[Stored data]
--- begin ---

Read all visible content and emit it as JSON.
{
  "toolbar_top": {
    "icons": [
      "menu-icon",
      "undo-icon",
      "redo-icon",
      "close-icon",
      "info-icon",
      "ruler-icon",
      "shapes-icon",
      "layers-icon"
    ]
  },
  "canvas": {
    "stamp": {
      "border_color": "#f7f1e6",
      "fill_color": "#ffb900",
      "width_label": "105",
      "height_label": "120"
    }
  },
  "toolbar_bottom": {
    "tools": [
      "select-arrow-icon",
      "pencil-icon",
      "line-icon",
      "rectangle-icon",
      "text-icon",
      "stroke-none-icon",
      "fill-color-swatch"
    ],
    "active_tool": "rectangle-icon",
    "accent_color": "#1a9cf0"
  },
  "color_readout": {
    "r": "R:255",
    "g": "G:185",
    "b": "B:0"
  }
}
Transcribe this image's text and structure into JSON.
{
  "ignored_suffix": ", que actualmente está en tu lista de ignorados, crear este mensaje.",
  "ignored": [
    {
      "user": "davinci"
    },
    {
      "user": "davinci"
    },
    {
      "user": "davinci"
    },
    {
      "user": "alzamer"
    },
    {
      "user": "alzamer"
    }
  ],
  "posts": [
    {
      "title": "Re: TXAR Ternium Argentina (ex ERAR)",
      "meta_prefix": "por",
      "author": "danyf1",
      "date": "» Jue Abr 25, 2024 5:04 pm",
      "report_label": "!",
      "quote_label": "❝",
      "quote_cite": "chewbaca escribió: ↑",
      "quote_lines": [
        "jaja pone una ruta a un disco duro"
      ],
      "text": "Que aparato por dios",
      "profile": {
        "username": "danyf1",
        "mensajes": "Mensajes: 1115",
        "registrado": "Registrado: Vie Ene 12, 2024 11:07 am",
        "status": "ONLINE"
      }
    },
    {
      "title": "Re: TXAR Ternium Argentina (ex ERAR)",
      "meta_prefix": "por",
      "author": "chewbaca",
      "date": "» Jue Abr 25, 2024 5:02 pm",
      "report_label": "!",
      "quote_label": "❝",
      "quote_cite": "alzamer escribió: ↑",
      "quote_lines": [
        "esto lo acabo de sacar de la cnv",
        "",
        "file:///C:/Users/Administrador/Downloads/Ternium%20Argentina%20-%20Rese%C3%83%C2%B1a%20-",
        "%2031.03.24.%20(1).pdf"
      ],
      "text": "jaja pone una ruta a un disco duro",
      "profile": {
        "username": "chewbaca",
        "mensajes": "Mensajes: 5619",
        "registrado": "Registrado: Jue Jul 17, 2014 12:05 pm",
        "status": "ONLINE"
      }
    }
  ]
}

--- end ---

## Exercise instructions
Select every line of the records holding the string "Registrado".

## Solution for this problem
        "registrado": "Registrado: Vie Ene 12, 2024 11:07 am",
        "registrado": "Registrado: Jue Jul 17, 2014 12:05 pm",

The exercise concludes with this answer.